* **Your objective**: Could you express the listing below as a Markdown table with the columns "Row" and "Line," one numbered row per line, skipping blank lines? Leave the pictures out of the table.

## begin Input data

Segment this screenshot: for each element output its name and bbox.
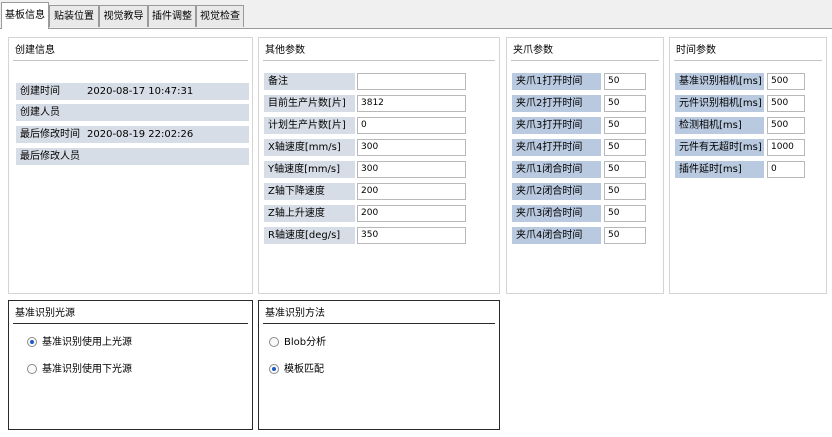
gripper-4-close-input[interactable]: 50 xyxy=(604,227,646,244)
component-camera-time-input[interactable]: 500 xyxy=(767,95,805,112)
plan-count-input[interactable]: 0 xyxy=(357,117,466,134)
gripper-3-open-input[interactable]: 50 xyxy=(604,117,646,134)
gripper-row-4-open: 夹爪4打开时间 50 xyxy=(512,139,647,156)
other-params-group: 其他参数 备注 目前生产片数[片] 3812 计划生产片数[片] 0 X轴速度[… xyxy=(258,37,500,294)
plugin-delay-input[interactable]: 0 xyxy=(767,161,805,178)
param-row-plan-count: 计划生产片数[片] 0 xyxy=(264,117,474,134)
tab-vision-teach[interactable]: 视觉教导 xyxy=(99,5,148,27)
group-title: 时间参数 xyxy=(674,42,822,61)
z-up-speed-input[interactable]: 200 xyxy=(357,205,466,222)
param-label: Y轴速度[mm/s] xyxy=(264,161,355,178)
time-params-group: 时间参数 基准识别相机[ms] 500 元件识别相机[ms] 500 检测相机[… xyxy=(669,37,827,294)
time-row-inspect-camera: 检测相机[ms] 500 xyxy=(675,117,810,134)
param-row-remark: 备注 xyxy=(264,73,474,90)
param-label: X轴速度[mm/s] xyxy=(264,139,355,156)
gripper-row-4-close: 夹爪4闭合时间 50 xyxy=(512,227,647,244)
current-count-input[interactable]: 3812 xyxy=(357,95,466,112)
gripper-1-open-input[interactable]: 50 xyxy=(604,73,646,90)
gripper-label: 夹爪3闭合时间 xyxy=(512,205,601,222)
gripper-row-2-open: 夹爪2打开时间 50 xyxy=(512,95,647,112)
param-row-y-speed: Y轴速度[mm/s] 300 xyxy=(264,161,474,178)
light-source-group: 基准识别光源 基准识别使用上光源 基准识别使用下光源 xyxy=(8,300,253,430)
radio-label: 基准识别使用上光源 xyxy=(42,337,132,348)
gripper-label: 夹爪1闭合时间 xyxy=(512,161,601,178)
gripper-label: 夹爪1打开时间 xyxy=(512,73,601,90)
param-row-x-speed: X轴速度[mm/s] 300 xyxy=(264,139,474,156)
param-label: 目前生产片数[片] xyxy=(264,95,355,112)
create-info-group: 创建信息 创建时间 2020-08-17 10:47:31 创建人员 最后修改时… xyxy=(8,37,253,294)
group-title: 创建信息 xyxy=(13,42,248,61)
radio-unchecked-icon xyxy=(27,364,37,374)
recognition-method-group: 基准识别方法 Blob分析 模板匹配 xyxy=(258,300,500,430)
param-label: R轴速度[deg/s] xyxy=(264,227,355,244)
time-row-plugin-delay: 插件延时[ms] 0 xyxy=(675,161,810,178)
gripper-2-open-input[interactable]: 50 xyxy=(604,95,646,112)
tab-vision-inspect[interactable]: 视觉检查 xyxy=(196,5,244,27)
param-label: 计划生产片数[片] xyxy=(264,117,355,134)
gripper-label: 夹爪2闭合时间 xyxy=(512,183,601,200)
r-speed-input[interactable]: 350 xyxy=(357,227,466,244)
info-row-modifier: 最后修改人员 xyxy=(16,148,249,165)
gripper-1-close-input[interactable]: 50 xyxy=(604,161,646,178)
time-label: 插件延时[ms] xyxy=(675,161,764,178)
time-row-fiducial-camera: 基准识别相机[ms] 500 xyxy=(675,73,810,90)
info-label: 最后修改人员 xyxy=(16,148,249,165)
radio-label: 模板匹配 xyxy=(284,364,324,375)
info-row-creator: 创建人员 xyxy=(16,104,249,121)
info-value: 2020-08-19 22:02:26 xyxy=(87,129,194,140)
time-label: 元件识别相机[ms] xyxy=(675,95,764,112)
gripper-label: 夹爪3打开时间 xyxy=(512,117,601,134)
time-label: 检测相机[ms] xyxy=(675,117,764,134)
gripper-row-2-close: 夹爪2闭合时间 50 xyxy=(512,183,647,200)
group-title: 基准识别方法 xyxy=(263,305,495,324)
gripper-label: 夹爪4闭合时间 xyxy=(512,227,601,244)
time-row-presence-timeout: 元件有无超时[ms] 1000 xyxy=(675,139,810,156)
gripper-row-3-close: 夹爪3闭合时间 50 xyxy=(512,205,647,222)
radio-label: Blob分析 xyxy=(284,337,327,348)
tab-plugin-adjust[interactable]: 插件调整 xyxy=(148,5,196,27)
tab-board-info[interactable]: 基板信息 xyxy=(1,2,49,29)
radio-unchecked-icon xyxy=(269,337,279,347)
group-title: 基准识别光源 xyxy=(13,305,248,324)
info-row-modify-time: 最后修改时间 2020-08-19 22:02:26 xyxy=(16,126,249,143)
param-label: Z轴上升速度 xyxy=(264,205,355,222)
gripper-row-1-close: 夹爪1闭合时间 50 xyxy=(512,161,647,178)
presence-timeout-input[interactable]: 1000 xyxy=(767,139,805,156)
gripper-label: 夹爪2打开时间 xyxy=(512,95,601,112)
group-title: 夹爪参数 xyxy=(511,42,659,61)
param-label: 备注 xyxy=(264,73,355,90)
fiducial-camera-time-input[interactable]: 500 xyxy=(767,73,805,90)
radio-checked-icon xyxy=(269,364,279,374)
time-label: 基准识别相机[ms] xyxy=(675,73,764,90)
param-row-z-up-speed: Z轴上升速度 200 xyxy=(264,205,474,222)
gripper-4-open-input[interactable]: 50 xyxy=(604,139,646,156)
info-row-create-time: 创建时间 2020-08-17 10:47:31 xyxy=(16,83,249,100)
board-info-page: 创建信息 创建时间 2020-08-17 10:47:31 创建人员 最后修改时… xyxy=(0,29,832,437)
gripper-row-3-open: 夹爪3打开时间 50 xyxy=(512,117,647,134)
info-label: 创建人员 xyxy=(16,104,249,121)
group-title: 其他参数 xyxy=(263,42,495,61)
param-row-r-speed: R轴速度[deg/s] 350 xyxy=(264,227,474,244)
x-speed-input[interactable]: 300 xyxy=(357,139,466,156)
tab-mount-position[interactable]: 贴装位置 xyxy=(49,5,99,27)
y-speed-input[interactable]: 300 xyxy=(357,161,466,178)
param-label: Z轴下降速度 xyxy=(264,183,355,200)
gripper-params-group: 夹爪参数 夹爪1打开时间 50 夹爪2打开时间 50 夹爪3打开时间 50 夹爪… xyxy=(506,37,664,294)
inspect-camera-time-input[interactable]: 500 xyxy=(767,117,805,134)
gripper-row-1-open: 夹爪1打开时间 50 xyxy=(512,73,647,90)
radio-checked-icon xyxy=(27,337,37,347)
time-row-component-camera: 元件识别相机[ms] 500 xyxy=(675,95,810,112)
param-row-z-down-speed: Z轴下降速度 200 xyxy=(264,183,474,200)
info-value: 2020-08-17 10:47:31 xyxy=(87,86,194,97)
gripper-label: 夹爪4打开时间 xyxy=(512,139,601,156)
z-down-speed-input[interactable]: 200 xyxy=(357,183,466,200)
time-label: 元件有无超时[ms] xyxy=(675,139,764,156)
remark-input[interactable] xyxy=(357,73,466,90)
gripper-2-close-input[interactable]: 50 xyxy=(604,183,646,200)
radio-label: 基准识别使用下光源 xyxy=(42,364,132,375)
gripper-3-close-input[interactable]: 50 xyxy=(604,205,646,222)
param-row-current-count: 目前生产片数[片] 3812 xyxy=(264,95,474,112)
tab-strip: 基板信息 贴装位置 视觉教导 插件调整 视觉检查 xyxy=(0,0,832,29)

## end Input data

* **Result of the task**:
| Row | Line |
|---|---|
| 1 | Segment this screenshot: for each element output its name and bbox. |
| 2 | gripper-4-close-input[interactable]: 50 xyxy=(604,227,646,244) |
| 3 | component-camera-time-input[interactable]: 500 xyxy=(767,95,805,112) |
| 4 | plan-count-input[interactable]: 0 xyxy=(357,117,466,134) |
| 5 | gripper-3-open-input[interactable]: 50 xyxy=(604,117,646,134) |
| 6 | gripper-row-4-open: 夹爪4打开时间 50 xyxy=(512,139,647,156) |
| 7 | other-params-group: 其他参数 备注 目前生产片数[片] 3812 计划生产片数[片] 0 X轴速度[… xyxy=(258,37,500,294) |
| 8 | plugin-delay-input[interactable]: 0 xyxy=(767,161,805,178) |
| 9 | param-row-plan-count: 计划生产片数[片] 0 xyxy=(264,117,474,134) |
| 10 | tab-vision-teach[interactable]: 视觉教导 xyxy=(99,5,148,27) |
| 11 | group-title: 时间参数 xyxy=(674,42,822,61) |
| 12 | z-up-speed-input[interactable]: 200 xyxy=(357,205,466,222) |
| 13 | param-label: Y轴速度[mm/s] xyxy=(264,161,355,178) |
| 14 | time-params-group: 时间参数 基准识别相机[ms] 500 元件识别相机[ms] 500 检测相机[… xyxy=(669,37,827,294) |
| 15 | time-row-inspect-camera: 检测相机[ms] 500 xyxy=(675,117,810,134) |
| 16 | param-row-remark: 备注 xyxy=(264,73,474,90) |
| 17 | param-label: X轴速度[mm/s] xyxy=(264,139,355,156) |
| 18 | gripper-row-4-close: 夹爪4闭合时间 50 xyxy=(512,227,647,244) |
| 19 | current-count-input[interactable]: 3812 xyxy=(357,95,466,112) |
| 20 | gripper-1-open-input[interactable]: 50 xyxy=(604,73,646,90) |
| 21 | gripper-label: 夹爪3闭合时间 xyxy=(512,205,601,222) |
| 22 | gripper-row-2-open: 夹爪2打开时间 50 xyxy=(512,95,647,112) |
| 23 | param-row-y-speed: Y轴速度[mm/s] 300 xyxy=(264,161,474,178) |
| 24 | light-source-group: 基准识别光源 基准识别使用上光源 基准识别使用下光源 xyxy=(8,300,253,430) |
| 25 | radio-label: 基准识别使用上光源 xyxy=(42,337,132,348) |
| 26 | gripper-label: 夹爪1闭合时间 xyxy=(512,161,601,178) |
| 27 | gripper-label: 夹爪1打开时间 xyxy=(512,73,601,90) |
| 28 | param-row-x-speed: X轴速度[mm/s] 300 xyxy=(264,139,474,156) |
| 29 | param-label: 目前生产片数[片] xyxy=(264,95,355,112) |
| 30 | create-info-group: 创建信息 创建时间 2020-08-17 10:47:31 创建人员 最后修改时… xyxy=(8,37,253,294) |
| 31 | group-title: 创建信息 xyxy=(13,42,248,61) |
| 32 | radio-unchecked-icon xyxy=(27,364,37,374) |
| 33 | recognition-method-group: 基准识别方法 Blob分析 模板匹配 xyxy=(258,300,500,430) |
| 34 | param-label: R轴速度[deg/s] xyxy=(264,227,355,244) |
| 35 | time-row-plugin-delay: 插件延时[ms] 0 xyxy=(675,161,810,178) |
| 36 | gripper-2-open-input[interactable]: 50 xyxy=(604,95,646,112) |
| 37 | tab-vision-inspect[interactable]: 视觉检查 xyxy=(196,5,244,27) |
| 38 | param-label: 计划生产片数[片] xyxy=(264,117,355,134) |
| 39 | gripper-label: 夹爪2闭合时间 xyxy=(512,183,601,200) |
| 40 | r-speed-input[interactable]: 350 xyxy=(357,227,466,244) |
| 41 | info-row-modifier: 最后修改人员 xyxy=(16,148,249,165) |
| 42 | gripper-1-close-input[interactable]: 50 xyxy=(604,161,646,178) |
| 43 | time-label: 插件延时[ms] xyxy=(675,161,764,178) |
| 44 | time-row-fiducial-camera: 基准识别相机[ms] 500 xyxy=(675,73,810,90) |
| 45 | info-label: 最后修改人员 xyxy=(16,148,249,165) |
| 46 | radio-label: 模板匹配 xyxy=(284,364,324,375) |
| 47 | info-row-creator: 创建人员 xyxy=(16,104,249,121) |
| 48 | info-value: 2020-08-19 22:02:26 xyxy=(87,129,194,140) |
| 49 | time-label: 元件识别相机[ms] xyxy=(675,95,764,112) |
| 50 | gripper-label: 夹爪3打开时间 xyxy=(512,117,601,134) |
| 51 | time-label: 检测相机[ms] xyxy=(675,117,764,134) |
| 52 | gripper-row-2-close: 夹爪2闭合时间 50 xyxy=(512,183,647,200) |
| 53 | group-title: 基准识别方法 xyxy=(263,305,495,324) |
| 54 | gripper-label: 夹爪4闭合时间 xyxy=(512,227,601,244) |
| 55 | time-row-presence-timeout: 元件有无超时[ms] 1000 xyxy=(675,139,810,156) |
| 56 | gripper-row-3-close: 夹爪3闭合时间 50 xyxy=(512,205,647,222) |
| 57 | radio-label: Blob分析 xyxy=(284,337,327,348) |
| 58 | tab-plugin-adjust[interactable]: 插件调整 xyxy=(148,5,196,27) |
| 59 | tab-board-info[interactable]: 基板信息 xyxy=(1,2,49,29) |
| 60 | radio-unchecked-icon xyxy=(269,337,279,347) |
| 61 | group-title: 基准识别光源 xyxy=(13,305,248,324) |
| 62 | info-row-modify-time: 最后修改时间 2020-08-19 22:02:26 xyxy=(16,126,249,143) |
| 63 | param-label: Z轴上升速度 xyxy=(264,205,355,222) |
| 64 | gripper-row-1-close: 夹爪1闭合时间 50 xyxy=(512,161,647,178) |
| 65 | presence-timeout-input[interactable]: 1000 xyxy=(767,139,805,156) |
| 66 | gripper-label: 夹爪2打开时间 xyxy=(512,95,601,112) |
| 67 | group-title: 夹爪参数 xyxy=(511,42,659,61) |
| 68 | param-label: 备注 xyxy=(264,73,355,90) |
| 69 | fiducial-camera-time-input[interactable]: 500 xyxy=(767,73,805,90) |
| 70 | radio-checked-icon xyxy=(269,364,279,374) |
| 71 | time-label: 基准识别相机[ms] xyxy=(675,73,764,90) |
| 72 | param-row-z-up-speed: Z轴上升速度 200 xyxy=(264,205,474,222) |
| 73 | gripper-4-open-input[interactable]: 50 xyxy=(604,139,646,156) |
| 74 | info-row-create-time: 创建时间 2020-08-17 10:47:31 xyxy=(16,83,249,100) |
| 75 | board-info-page: 创建信息 创建时间 2020-08-17 10:47:31 创建人员 最后修改时… xyxy=(0,29,832,437) |
| 76 | gripper-row-3-open: 夹爪3打开时间 50 xyxy=(512,117,647,134) |
| 77 | info-label: 创建人员 xyxy=(16,104,249,121) |
| 78 | group-title: 其他参数 xyxy=(263,42,495,61) |
| 79 | param-row-r-speed: R轴速度[deg/s] 350 xyxy=(264,227,474,244) |
| 80 | x-speed-input[interactable]: 300 xyxy=(357,139,466,156) |
| 81 | tab-mount-position[interactable]: 贴装位置 xyxy=(49,5,99,27) |
| 82 | y-speed-input[interactable]: 300 xyxy=(357,161,466,178) |
| 83 | param-label: Z轴下降速度 xyxy=(264,183,355,200) |
| 84 | gripper-params-group: 夹爪参数 夹爪1打开时间 50 夹爪2打开时间 50 夹爪3打开时间 50 夹爪… xyxy=(506,37,664,294) |
| 85 | inspect-camera-time-input[interactable]: 500 xyxy=(767,117,805,134) |
| 86 | gripper-row-1-open: 夹爪1打开时间 50 xyxy=(512,73,647,90) |
| 87 | radio-checked-icon xyxy=(27,337,37,347) |
| 88 | time-row-component-camera: 元件识别相机[ms] 500 xyxy=(675,95,810,112) |
| 89 | param-row-z-down-speed: Z轴下降速度 200 xyxy=(264,183,474,200) |
| 90 | info-value: 2020-08-17 10:47:31 xyxy=(87,86,194,97) |
| 91 | gripper-label: 夹爪4打开时间 xyxy=(512,139,601,156) |
| 92 | z-down-speed-input[interactable]: 200 xyxy=(357,183,466,200) |
| 93 | time-label: 元件有无超时[ms] xyxy=(675,139,764,156) |
| 94 | remark-input[interactable] xyxy=(357,73,466,90) |
| 95 | gripper-2-close-input[interactable]: 50 xyxy=(604,183,646,200) |
| 96 | radio-label: 基准识别使用下光源 xyxy=(42,364,132,375) |
| 97 | gripper-3-close-input[interactable]: 50 xyxy=(604,205,646,222) |
| 98 | param-row-current-count: 目前生产片数[片] 3812 xyxy=(264,95,474,112) |
| 99 | tab-strip: 基板信息 贴装位置 视觉教导 插件调整 视觉检查 xyxy=(0,0,832,29) |